* BEGIN INPUT *

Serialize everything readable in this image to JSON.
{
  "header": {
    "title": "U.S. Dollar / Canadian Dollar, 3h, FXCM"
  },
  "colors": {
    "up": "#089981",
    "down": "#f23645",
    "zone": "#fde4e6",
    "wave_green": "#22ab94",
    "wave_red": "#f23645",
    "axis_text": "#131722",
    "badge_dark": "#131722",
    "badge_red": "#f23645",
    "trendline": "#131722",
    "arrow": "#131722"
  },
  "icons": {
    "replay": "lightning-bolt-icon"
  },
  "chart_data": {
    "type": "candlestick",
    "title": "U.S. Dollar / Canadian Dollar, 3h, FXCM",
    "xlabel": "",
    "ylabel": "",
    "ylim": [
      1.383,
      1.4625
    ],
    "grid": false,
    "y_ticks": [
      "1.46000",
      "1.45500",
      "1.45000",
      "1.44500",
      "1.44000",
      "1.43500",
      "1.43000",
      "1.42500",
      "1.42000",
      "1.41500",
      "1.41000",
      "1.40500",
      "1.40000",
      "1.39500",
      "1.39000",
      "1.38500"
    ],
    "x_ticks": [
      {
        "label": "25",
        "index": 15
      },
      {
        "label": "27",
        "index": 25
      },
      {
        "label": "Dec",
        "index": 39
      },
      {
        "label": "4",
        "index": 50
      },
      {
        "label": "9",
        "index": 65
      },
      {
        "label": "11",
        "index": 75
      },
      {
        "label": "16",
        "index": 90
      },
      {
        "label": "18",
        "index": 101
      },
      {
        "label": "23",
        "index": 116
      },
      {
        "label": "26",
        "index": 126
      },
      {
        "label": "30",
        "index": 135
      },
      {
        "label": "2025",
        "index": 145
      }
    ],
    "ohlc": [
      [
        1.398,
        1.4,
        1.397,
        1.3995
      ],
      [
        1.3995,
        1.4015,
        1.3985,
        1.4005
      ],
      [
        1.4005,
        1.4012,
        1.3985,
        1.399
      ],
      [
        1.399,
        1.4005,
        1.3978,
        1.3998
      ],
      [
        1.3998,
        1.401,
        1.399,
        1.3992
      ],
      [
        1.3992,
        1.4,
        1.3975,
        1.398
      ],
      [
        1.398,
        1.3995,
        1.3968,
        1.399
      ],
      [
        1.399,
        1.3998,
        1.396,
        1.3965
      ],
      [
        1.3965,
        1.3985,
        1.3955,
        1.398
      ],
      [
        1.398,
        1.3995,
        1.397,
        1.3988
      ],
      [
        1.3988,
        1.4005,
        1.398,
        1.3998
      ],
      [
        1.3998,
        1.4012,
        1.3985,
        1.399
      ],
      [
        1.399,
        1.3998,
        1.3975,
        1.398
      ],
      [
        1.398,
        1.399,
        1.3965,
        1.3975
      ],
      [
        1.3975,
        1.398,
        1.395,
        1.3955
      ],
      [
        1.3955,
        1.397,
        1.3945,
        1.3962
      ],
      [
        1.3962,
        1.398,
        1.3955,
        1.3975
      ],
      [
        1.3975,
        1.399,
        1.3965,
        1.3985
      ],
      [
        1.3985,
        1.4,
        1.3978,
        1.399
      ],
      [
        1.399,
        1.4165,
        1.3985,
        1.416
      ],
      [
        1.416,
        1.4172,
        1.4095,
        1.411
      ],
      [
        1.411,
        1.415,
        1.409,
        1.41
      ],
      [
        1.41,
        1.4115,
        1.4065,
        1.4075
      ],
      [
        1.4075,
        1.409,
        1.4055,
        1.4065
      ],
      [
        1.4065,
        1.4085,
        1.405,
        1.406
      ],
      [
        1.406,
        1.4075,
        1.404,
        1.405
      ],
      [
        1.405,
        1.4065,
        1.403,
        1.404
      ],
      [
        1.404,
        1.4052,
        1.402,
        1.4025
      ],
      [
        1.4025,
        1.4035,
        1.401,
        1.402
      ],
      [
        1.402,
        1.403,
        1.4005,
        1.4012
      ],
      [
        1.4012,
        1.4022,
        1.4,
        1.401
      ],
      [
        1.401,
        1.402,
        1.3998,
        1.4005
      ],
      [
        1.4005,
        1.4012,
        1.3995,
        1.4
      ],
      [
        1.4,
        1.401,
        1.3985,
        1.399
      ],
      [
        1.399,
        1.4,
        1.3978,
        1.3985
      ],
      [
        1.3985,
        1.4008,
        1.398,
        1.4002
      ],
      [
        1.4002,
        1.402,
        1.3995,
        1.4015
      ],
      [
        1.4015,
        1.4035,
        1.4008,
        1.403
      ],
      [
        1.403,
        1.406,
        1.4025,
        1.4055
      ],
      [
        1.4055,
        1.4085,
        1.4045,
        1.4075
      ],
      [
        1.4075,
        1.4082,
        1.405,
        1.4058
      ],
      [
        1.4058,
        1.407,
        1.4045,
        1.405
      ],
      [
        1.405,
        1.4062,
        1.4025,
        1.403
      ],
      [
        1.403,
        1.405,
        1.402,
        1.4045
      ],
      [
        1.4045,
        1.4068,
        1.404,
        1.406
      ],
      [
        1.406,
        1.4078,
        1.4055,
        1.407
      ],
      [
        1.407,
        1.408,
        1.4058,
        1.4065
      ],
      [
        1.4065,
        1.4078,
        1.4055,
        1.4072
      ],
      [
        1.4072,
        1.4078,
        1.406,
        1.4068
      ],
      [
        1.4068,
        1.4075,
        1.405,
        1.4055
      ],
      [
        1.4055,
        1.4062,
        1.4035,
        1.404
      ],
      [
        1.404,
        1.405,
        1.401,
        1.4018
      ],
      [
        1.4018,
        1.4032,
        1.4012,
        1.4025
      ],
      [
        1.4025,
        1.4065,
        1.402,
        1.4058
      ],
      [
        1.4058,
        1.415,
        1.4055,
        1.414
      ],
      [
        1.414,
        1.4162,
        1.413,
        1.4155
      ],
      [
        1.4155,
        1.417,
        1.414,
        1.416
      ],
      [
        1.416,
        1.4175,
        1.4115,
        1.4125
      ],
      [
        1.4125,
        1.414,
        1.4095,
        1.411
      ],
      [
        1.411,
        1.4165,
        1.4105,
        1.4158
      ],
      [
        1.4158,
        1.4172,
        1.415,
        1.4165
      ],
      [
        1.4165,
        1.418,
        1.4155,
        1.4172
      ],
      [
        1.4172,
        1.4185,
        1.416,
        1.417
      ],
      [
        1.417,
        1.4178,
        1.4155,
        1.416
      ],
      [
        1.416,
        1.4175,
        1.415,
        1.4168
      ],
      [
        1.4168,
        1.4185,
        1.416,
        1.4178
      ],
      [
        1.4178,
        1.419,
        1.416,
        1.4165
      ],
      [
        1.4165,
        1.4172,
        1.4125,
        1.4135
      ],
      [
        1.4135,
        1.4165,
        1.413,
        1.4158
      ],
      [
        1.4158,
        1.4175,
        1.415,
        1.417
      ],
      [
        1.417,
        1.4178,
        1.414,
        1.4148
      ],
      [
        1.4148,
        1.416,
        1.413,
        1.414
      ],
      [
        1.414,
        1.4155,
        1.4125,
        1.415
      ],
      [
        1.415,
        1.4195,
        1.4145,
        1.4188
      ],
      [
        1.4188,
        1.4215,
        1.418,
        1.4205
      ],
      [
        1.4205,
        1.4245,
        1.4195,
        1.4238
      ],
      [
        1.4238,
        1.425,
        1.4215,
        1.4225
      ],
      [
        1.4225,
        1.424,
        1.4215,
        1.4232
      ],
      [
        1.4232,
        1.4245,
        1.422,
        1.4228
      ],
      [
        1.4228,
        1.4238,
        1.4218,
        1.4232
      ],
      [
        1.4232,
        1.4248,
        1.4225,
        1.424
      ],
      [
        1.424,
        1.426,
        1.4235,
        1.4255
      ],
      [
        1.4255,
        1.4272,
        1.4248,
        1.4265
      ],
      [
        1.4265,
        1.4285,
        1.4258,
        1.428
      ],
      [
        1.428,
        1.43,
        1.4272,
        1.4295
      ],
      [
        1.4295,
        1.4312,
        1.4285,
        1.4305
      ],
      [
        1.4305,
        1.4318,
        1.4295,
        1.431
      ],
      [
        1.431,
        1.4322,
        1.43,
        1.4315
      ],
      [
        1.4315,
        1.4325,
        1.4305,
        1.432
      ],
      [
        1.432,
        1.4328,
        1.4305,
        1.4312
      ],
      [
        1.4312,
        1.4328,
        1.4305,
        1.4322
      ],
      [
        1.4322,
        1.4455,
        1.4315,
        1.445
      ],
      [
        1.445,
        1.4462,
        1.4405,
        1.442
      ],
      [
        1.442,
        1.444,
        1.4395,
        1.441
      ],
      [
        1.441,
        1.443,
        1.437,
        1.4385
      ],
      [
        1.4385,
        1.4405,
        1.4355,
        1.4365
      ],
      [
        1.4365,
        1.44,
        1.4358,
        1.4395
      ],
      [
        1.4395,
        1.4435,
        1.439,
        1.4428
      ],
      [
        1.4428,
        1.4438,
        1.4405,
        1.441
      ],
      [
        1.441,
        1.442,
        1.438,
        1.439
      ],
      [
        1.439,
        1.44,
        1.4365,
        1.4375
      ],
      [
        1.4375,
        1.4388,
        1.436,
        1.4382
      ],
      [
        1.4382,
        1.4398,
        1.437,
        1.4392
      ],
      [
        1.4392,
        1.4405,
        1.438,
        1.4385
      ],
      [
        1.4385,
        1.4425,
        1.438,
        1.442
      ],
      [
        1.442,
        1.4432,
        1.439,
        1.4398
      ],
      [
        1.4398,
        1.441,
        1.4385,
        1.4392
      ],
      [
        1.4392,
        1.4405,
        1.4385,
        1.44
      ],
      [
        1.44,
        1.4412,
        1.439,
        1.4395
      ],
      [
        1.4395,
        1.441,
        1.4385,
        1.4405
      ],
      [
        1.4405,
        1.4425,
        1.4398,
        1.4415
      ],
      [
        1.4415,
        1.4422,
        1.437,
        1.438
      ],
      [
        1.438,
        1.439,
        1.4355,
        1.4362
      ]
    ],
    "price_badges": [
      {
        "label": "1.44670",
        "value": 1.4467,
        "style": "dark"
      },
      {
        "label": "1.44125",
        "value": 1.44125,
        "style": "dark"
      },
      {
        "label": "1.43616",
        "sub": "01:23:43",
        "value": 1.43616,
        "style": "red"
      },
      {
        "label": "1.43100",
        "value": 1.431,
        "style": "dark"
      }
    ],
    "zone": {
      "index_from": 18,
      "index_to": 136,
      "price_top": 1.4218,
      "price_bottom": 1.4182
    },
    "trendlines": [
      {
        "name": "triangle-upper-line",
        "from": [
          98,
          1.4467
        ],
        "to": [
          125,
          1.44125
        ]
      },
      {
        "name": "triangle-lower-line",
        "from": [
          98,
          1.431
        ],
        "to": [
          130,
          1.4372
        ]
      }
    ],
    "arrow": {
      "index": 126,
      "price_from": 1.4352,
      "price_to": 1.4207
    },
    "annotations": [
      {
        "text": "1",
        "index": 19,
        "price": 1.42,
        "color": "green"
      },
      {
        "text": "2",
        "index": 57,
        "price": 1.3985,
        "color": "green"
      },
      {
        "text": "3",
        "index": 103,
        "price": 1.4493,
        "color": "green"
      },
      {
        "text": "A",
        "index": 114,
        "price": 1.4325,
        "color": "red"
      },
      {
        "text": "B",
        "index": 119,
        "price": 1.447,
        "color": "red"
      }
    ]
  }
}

* END INPUT *

EXERCISE: Show the lines where the word "Dollar" appears in the entries.

FULL SOLUTION:
    "title": "U.S. Dollar / Canadian Dollar, 3h, FXCM"
    "title": "U.S. Dollar / Canadian Dollar, 3h, FXCM",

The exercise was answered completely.